#### WRITTEN PROBLEM
Filter the entries below, keeping only lines with the word "referred".

[Data entries]
********************
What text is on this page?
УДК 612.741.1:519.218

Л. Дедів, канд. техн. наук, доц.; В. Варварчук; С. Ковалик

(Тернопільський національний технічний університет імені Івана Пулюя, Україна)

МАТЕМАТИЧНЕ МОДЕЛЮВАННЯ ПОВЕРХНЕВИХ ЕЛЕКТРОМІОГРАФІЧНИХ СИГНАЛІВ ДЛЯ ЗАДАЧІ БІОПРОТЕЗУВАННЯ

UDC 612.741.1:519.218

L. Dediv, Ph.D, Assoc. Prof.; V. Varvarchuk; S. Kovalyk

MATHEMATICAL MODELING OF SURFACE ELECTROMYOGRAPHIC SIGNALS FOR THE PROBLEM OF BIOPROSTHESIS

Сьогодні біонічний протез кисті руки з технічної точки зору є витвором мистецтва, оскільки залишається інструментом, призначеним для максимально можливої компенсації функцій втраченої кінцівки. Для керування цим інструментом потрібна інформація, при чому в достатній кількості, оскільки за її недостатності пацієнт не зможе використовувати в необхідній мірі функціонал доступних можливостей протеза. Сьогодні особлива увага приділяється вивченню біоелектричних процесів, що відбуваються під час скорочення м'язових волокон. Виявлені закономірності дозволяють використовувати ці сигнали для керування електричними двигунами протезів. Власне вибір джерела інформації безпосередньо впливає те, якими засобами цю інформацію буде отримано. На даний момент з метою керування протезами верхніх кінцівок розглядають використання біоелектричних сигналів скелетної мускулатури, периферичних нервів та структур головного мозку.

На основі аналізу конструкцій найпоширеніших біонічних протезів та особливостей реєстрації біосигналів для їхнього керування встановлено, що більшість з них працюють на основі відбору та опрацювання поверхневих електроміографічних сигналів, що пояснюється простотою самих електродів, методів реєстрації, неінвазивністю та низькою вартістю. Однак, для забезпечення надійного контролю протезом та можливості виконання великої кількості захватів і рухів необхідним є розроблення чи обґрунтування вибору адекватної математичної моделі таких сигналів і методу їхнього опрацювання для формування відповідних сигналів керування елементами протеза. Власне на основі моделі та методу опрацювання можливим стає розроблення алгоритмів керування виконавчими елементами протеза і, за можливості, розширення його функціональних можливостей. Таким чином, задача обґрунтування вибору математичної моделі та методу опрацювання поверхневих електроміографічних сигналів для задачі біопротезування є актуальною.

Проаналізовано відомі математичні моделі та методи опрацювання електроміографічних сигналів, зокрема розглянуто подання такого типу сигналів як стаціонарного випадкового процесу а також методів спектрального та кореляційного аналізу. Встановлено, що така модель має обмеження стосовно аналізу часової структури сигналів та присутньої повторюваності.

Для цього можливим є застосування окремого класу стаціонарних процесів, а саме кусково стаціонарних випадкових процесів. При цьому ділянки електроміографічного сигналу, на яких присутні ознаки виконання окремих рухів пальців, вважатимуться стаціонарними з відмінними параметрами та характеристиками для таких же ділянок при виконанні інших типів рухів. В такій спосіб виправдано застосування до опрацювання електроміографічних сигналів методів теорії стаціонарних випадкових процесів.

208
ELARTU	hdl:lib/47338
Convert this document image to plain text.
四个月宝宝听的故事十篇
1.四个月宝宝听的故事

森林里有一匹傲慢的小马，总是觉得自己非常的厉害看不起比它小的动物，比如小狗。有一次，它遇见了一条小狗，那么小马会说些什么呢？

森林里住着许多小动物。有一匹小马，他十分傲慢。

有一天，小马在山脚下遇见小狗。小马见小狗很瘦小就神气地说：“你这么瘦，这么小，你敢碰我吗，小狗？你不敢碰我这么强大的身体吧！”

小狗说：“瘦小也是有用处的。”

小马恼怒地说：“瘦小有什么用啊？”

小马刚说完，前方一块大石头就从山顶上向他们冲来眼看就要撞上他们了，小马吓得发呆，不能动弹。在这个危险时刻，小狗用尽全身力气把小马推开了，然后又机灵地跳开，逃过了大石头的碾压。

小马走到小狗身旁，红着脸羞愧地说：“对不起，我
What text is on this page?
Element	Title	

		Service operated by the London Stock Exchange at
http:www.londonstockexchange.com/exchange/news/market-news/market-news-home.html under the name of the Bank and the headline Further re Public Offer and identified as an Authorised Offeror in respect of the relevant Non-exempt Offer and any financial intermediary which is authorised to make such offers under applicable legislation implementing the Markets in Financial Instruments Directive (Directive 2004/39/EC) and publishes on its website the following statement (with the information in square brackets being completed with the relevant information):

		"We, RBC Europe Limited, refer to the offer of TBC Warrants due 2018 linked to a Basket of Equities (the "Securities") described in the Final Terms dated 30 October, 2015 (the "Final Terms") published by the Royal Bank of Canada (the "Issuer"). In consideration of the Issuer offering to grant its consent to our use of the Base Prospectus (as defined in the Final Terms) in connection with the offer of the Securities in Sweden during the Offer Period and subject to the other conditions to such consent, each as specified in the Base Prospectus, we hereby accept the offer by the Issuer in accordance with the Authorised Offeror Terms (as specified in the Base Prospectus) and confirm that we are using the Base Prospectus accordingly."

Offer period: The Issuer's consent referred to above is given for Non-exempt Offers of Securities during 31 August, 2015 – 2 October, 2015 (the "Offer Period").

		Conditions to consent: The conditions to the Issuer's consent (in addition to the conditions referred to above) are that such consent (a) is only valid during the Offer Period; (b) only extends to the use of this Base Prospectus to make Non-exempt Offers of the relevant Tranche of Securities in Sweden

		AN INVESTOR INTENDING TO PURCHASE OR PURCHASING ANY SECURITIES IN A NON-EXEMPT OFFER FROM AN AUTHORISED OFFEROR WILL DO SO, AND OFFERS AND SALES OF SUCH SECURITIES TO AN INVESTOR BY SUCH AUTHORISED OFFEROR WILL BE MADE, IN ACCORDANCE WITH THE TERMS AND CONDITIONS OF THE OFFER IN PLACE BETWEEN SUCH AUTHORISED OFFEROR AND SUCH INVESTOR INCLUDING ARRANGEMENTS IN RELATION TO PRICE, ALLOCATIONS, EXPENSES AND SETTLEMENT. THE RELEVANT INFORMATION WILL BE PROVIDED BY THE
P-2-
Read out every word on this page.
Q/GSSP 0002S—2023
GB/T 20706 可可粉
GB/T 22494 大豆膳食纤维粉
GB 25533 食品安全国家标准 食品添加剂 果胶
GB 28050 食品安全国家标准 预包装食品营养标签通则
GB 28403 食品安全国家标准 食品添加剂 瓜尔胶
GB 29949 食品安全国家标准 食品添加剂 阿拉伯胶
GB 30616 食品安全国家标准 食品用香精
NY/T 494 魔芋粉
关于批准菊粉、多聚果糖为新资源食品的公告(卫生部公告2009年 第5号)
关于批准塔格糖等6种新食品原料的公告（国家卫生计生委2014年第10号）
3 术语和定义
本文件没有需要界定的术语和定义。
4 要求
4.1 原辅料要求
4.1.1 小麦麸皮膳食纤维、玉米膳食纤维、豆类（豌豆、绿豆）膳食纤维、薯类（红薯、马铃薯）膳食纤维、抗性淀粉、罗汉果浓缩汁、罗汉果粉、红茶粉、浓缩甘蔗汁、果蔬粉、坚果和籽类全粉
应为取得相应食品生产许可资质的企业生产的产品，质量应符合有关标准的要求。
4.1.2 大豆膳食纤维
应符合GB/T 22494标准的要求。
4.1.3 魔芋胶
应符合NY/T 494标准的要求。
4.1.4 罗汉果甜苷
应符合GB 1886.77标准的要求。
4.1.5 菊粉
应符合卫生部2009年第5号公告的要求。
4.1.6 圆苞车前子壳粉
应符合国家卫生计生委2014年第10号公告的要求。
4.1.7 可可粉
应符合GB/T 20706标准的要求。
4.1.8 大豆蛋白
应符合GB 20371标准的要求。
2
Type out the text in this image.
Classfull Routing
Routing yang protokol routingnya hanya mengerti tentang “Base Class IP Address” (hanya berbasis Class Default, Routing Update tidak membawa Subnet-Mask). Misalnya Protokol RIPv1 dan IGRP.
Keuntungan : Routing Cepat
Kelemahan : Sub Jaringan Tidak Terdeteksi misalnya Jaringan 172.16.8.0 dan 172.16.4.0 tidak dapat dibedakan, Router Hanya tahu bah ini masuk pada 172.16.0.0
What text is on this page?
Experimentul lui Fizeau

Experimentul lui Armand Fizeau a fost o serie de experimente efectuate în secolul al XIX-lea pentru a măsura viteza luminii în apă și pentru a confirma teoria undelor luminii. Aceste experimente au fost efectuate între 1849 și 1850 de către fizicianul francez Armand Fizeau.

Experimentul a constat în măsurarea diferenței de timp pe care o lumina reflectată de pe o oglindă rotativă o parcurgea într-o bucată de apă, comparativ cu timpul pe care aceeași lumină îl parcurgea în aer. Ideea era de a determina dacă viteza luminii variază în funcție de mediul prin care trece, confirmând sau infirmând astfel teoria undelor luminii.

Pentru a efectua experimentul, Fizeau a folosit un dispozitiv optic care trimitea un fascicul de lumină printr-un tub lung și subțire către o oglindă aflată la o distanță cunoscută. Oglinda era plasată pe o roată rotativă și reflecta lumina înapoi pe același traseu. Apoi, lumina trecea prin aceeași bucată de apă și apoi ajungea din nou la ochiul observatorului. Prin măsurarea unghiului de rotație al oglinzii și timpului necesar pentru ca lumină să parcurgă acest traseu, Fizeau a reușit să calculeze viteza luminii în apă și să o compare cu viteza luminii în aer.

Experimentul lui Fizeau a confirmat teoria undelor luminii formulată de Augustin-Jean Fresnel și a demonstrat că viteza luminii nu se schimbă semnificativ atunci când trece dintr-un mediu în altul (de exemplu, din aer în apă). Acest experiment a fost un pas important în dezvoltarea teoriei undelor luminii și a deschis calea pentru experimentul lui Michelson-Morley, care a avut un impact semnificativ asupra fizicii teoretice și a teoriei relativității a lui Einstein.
********************
#### THE REPLY
Offer period: The Issuer's consent referred to above is given for Non-exempt Offers of Securities during 31 August, 2015 – 2 October, 2015 (the "Offer Period").
		Conditions to consent: The conditions to the Issuer's consent (in addition to the conditions referred to above) are that such consent (a) is only valid during the Offer Period; (b) only extends to the use of this Base Prospectus to make Non-exempt Offers of the relevant Tranche of Securities in Sweden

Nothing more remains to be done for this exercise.